(Some records)
========

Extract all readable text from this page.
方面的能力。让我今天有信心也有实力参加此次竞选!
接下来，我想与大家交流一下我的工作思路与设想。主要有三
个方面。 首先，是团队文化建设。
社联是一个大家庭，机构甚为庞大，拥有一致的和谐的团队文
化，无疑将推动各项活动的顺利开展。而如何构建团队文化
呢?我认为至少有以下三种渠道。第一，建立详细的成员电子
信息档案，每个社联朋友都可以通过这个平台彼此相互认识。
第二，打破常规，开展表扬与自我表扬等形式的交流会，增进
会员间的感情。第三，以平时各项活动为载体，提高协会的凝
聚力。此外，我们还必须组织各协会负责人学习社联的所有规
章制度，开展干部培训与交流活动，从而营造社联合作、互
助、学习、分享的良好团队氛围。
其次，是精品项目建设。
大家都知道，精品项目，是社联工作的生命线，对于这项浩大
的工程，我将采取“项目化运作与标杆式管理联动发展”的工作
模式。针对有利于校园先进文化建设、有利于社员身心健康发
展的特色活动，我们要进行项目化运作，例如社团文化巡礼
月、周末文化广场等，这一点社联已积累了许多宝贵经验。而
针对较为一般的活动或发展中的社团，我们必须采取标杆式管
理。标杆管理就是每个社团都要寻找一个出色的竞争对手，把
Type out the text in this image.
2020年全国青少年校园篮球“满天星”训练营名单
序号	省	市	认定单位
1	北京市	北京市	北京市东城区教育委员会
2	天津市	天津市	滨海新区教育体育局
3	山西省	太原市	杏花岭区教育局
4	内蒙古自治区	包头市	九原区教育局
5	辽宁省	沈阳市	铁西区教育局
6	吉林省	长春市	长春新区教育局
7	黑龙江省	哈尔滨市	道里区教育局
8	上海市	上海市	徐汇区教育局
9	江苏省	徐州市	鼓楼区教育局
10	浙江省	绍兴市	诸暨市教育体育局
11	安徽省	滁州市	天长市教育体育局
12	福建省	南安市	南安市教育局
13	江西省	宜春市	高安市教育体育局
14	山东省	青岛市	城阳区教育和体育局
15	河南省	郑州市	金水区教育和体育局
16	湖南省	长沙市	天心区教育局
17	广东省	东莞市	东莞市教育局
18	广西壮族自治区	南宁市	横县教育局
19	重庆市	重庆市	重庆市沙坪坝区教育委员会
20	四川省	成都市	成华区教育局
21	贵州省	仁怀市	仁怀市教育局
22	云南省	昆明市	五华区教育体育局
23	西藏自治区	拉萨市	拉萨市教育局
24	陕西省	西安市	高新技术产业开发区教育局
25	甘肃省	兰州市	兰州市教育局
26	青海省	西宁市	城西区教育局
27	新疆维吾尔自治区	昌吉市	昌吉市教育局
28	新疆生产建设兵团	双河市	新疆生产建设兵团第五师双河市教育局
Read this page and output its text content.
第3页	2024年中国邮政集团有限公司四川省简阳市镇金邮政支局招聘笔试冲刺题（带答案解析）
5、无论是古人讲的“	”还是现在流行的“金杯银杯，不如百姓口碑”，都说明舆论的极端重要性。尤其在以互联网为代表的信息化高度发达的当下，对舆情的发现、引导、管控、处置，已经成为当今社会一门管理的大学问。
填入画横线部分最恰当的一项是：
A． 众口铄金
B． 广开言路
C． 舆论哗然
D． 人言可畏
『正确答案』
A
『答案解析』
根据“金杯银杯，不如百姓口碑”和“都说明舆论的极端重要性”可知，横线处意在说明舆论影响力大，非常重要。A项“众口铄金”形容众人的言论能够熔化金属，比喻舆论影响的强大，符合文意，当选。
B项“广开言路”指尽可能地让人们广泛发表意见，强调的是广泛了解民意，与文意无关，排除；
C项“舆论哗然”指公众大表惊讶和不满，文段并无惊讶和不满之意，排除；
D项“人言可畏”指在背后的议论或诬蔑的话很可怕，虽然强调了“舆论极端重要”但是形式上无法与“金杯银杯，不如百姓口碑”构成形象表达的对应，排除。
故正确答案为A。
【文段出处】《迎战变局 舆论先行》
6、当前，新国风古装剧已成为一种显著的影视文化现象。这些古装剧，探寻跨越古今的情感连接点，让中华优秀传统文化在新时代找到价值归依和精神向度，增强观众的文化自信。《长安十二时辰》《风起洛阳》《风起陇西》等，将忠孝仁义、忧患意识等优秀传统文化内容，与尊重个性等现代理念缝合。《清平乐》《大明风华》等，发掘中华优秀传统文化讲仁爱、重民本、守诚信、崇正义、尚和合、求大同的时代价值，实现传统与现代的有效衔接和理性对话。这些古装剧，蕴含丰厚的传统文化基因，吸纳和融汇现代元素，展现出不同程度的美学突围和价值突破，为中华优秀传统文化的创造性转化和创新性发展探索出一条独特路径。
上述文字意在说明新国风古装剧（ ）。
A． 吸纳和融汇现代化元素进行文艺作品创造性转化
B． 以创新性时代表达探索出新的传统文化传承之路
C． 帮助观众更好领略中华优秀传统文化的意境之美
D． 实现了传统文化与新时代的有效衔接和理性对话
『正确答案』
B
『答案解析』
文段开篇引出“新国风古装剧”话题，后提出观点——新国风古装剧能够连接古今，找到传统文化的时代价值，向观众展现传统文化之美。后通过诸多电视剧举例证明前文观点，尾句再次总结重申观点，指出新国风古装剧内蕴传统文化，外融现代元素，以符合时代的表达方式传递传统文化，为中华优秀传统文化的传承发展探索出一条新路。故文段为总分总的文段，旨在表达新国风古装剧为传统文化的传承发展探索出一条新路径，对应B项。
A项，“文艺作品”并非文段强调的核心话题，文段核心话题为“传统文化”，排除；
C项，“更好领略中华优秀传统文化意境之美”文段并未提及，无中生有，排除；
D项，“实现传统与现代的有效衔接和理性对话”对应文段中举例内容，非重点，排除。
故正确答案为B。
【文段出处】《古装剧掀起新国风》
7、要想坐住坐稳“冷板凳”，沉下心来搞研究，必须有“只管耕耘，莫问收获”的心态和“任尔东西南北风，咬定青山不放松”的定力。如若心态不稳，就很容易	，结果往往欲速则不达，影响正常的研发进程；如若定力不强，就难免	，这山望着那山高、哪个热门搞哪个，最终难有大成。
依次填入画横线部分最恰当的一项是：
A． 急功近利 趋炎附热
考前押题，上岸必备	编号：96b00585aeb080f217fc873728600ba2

========

SHORT TASK:
Output the entries verbatim.

WRITTEN RESPONSE:
Extract all readable text from this page.
方面的能力。让我今天有信心也有实力参加此次竞选!
接下来，我想与大家交流一下我的工作思路与设想。主要有三
个方面。 首先，是团队文化建设。
社联是一个大家庭，机构甚为庞大，拥有一致的和谐的团队文
化，无疑将推动各项活动的顺利开展。而如何构建团队文化
呢?我认为至少有以下三种渠道。第一，建立详细的成员电子
信息档案，每个社联朋友都可以通过这个平台彼此相互认识。
第二，打破常规，开展表扬与自我表扬等形式的交流会，增进
会员间的感情。第三，以平时各项活动为载体，提高协会的凝
聚力。此外，我们还必须组织各协会负责人学习社联的所有规
章制度，开展干部培训与交流活动，从而营造社联合作、互
助、学习、分享的良好团队氛围。
其次，是精品项目建设。
大家都知道，精品项目，是社联工作的生命线，对于这项浩大
的工程，我将采取“项目化运作与标杆式管理联动发展”的工作
模式。针对有利于校园先进文化建设、有利于社员身心健康发
展的特色活动，我们要进行项目化运作，例如社团文化巡礼
月、周末文化广场等，这一点社联已积累了许多宝贵经验。而
针对较为一般的活动或发展中的社团，我们必须采取标杆式管
理。标杆管理就是每个社团都要寻找一个出色的竞争对手，把
Type out the text in this image.
2020年全国青少年校园篮球“满天星”训练营名单
序号	省	市	认定单位
1	北京市	北京市	北京市东城区教育委员会
2	天津市	天津市	滨海新区教育体育局
3	山西省	太原市	杏花岭区教育局
4	内蒙古自治区	包头市	九原区教育局
5	辽宁省	沈阳市	铁西区教育局
6	吉林省	长春市	长春新区教育局
7	黑龙江省	哈尔滨市	道里区教育局
8	上海市	上海市	徐汇区教育局
9	江苏省	徐州市	鼓楼区教育局
10	浙江省	绍兴市	诸暨市教育体育局
11	安徽省	滁州市	天长市教育体育局
12	福建省	南安市	南安市教育局
13	江西省	宜春市	高安市教育体育局
14	山东省	青岛市	城阳区教育和体育局
15	河南省	郑州市	金水区教育和体育局
16	湖南省	长沙市	天心区教育局
17	广东省	东莞市	东莞市教育局
18	广西壮族自治区	南宁市	横县教育局
19	重庆市	重庆市	重庆市沙坪坝区教育委员会
20	四川省	成都市	成华区教育局
21	贵州省	仁怀市	仁怀市教育局
22	云南省	昆明市	五华区教育体育局
23	西藏自治区	拉萨市	拉萨市教育局
24	陕西省	西安市	高新技术产业开发区教育局
25	甘肃省	兰州市	兰州市教育局
26	青海省	西宁市	城西区教育局
27	新疆维吾尔自治区	昌吉市	昌吉市教育局
28	新疆生产建设兵团	双河市	新疆生产建设兵团第五师双河市教育局
Read this page and output its text content.
第3页	2024年中国邮政集团有限公司四川省简阳市镇金邮政支局招聘笔试冲刺题（带答案解析）
5、无论是古人讲的“	”还是现在流行的“金杯银杯，不如百姓口碑”，都说明舆论的极端重要性。尤其在以互联网为代表的信息化高度发达的当下，对舆情的发现、引导、管控、处置，已经成为当今社会一门管理的大学问。
填入画横线部分最恰当的一项是：
A． 众口铄金
B． 广开言路
C． 舆论哗然
D． 人言可畏
『正确答案』
A
『答案解析』
根据“金杯银杯，不如百姓口碑”和“都说明舆论的极端重要性”可知，横线处意在说明舆论影响力大，非常重要。A项“众口铄金”形容众人的言论能够熔化金属，比喻舆论影响的强大，符合文意，当选。
B项“广开言路”指尽可能地让人们广泛发表意见，强调的是广泛了解民意，与文意无关，排除；
C项“舆论哗然”指公众大表惊讶和不满，文段并无惊讶和不满之意，排除；
D项“人言可畏”指在背后的议论或诬蔑的话很可怕，虽然强调了“舆论极端重要”但是形式上无法与“金杯银杯，不如百姓口碑”构成形象表达的对应，排除。
故正确答案为A。
【文段出处】《迎战变局 舆论先行》
6、当前，新国风古装剧已成为一种显著的影视文化现象。这些古装剧，探寻跨越古今的情感连接点，让中华优秀传统文化在新时代找到价值归依和精神向度，增强观众的文化自信。《长安十二时辰》《风起洛阳》《风起陇西》等，将忠孝仁义、忧患意识等优秀传统文化内容，与尊重个性等现代理念缝合。《清平乐》《大明风华》等，发掘中华优秀传统文化讲仁爱、重民本、守诚信、崇正义、尚和合、求大同的时代价值，实现传统与现代的有效衔接和理性对话。这些古装剧，蕴含丰厚的传统文化基因，吸纳和融汇现代元素，展现出不同程度的美学突围和价值突破，为中华优秀传统文化的创造性转化和创新性发展探索出一条独特路径。
上述文字意在说明新国风古装剧（ ）。
A． 吸纳和融汇现代化元素进行文艺作品创造性转化
B． 以创新性时代表达探索出新的传统文化传承之路
C． 帮助观众更好领略中华优秀传统文化的意境之美
D． 实现了传统文化与新时代的有效衔接和理性对话
『正确答案』
B
『答案解析』
文段开篇引出“新国风古装剧”话题，后提出观点——新国风古装剧能够连接古今，找到传统文化的时代价值，向观众展现传统文化之美。后通过诸多电视剧举例证明前文观点，尾句再次总结重申观点，指出新国风古装剧内蕴传统文化，外融现代元素，以符合时代的表达方式传递传统文化，为中华优秀传统文化的传承发展探索出一条新路。故文段为总分总的文段，旨在表达新国风古装剧为传统文化的传承发展探索出一条新路径，对应B项。
A项，“文艺作品”并非文段强调的核心话题，文段核心话题为“传统文化”，排除；
C项，“更好领略中华优秀传统文化意境之美”文段并未提及，无中生有，排除；
D项，“实现传统与现代的有效衔接和理性对话”对应文段中举例内容，非重点，排除。
故正确答案为B。
【文段出处】《古装剧掀起新国风》
7、要想坐住坐稳“冷板凳”，沉下心来搞研究，必须有“只管耕耘，莫问收获”的心态和“任尔东西南北风，咬定青山不放松”的定力。如若心态不稳，就很容易	，结果往往欲速则不达，影响正常的研发进程；如若定力不强，就难免	，这山望着那山高、哪个热门搞哪个，最终难有大成。
依次填入画横线部分最恰当的一项是：
A． 急功近利 趋炎附热
考前押题，上岸必备	编号：96b00585aeb080f217fc873728600ba2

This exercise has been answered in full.